DIRECTIONS FOR THIS TASK:
Go through the records and show each line where the word "File" occurs.

INPUT ROWS:
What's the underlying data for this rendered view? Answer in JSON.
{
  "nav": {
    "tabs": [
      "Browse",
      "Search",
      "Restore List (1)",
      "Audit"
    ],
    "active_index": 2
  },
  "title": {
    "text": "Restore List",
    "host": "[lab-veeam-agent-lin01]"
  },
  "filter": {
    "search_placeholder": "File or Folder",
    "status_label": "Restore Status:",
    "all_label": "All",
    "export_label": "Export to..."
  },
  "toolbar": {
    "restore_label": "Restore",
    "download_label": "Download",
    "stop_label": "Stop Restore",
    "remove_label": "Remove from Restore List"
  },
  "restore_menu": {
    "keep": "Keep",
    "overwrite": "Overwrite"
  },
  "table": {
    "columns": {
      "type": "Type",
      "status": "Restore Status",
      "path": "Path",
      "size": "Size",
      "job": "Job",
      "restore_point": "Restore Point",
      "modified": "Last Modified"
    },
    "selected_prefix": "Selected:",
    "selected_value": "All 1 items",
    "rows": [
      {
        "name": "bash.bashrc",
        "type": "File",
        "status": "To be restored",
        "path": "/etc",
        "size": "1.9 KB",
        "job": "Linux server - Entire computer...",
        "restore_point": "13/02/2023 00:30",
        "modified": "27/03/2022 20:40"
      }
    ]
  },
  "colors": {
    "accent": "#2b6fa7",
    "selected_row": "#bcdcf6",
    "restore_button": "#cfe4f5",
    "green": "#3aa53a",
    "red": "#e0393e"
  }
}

RESULT:
    "search_placeholder": "File or Folder",
        "type": "File",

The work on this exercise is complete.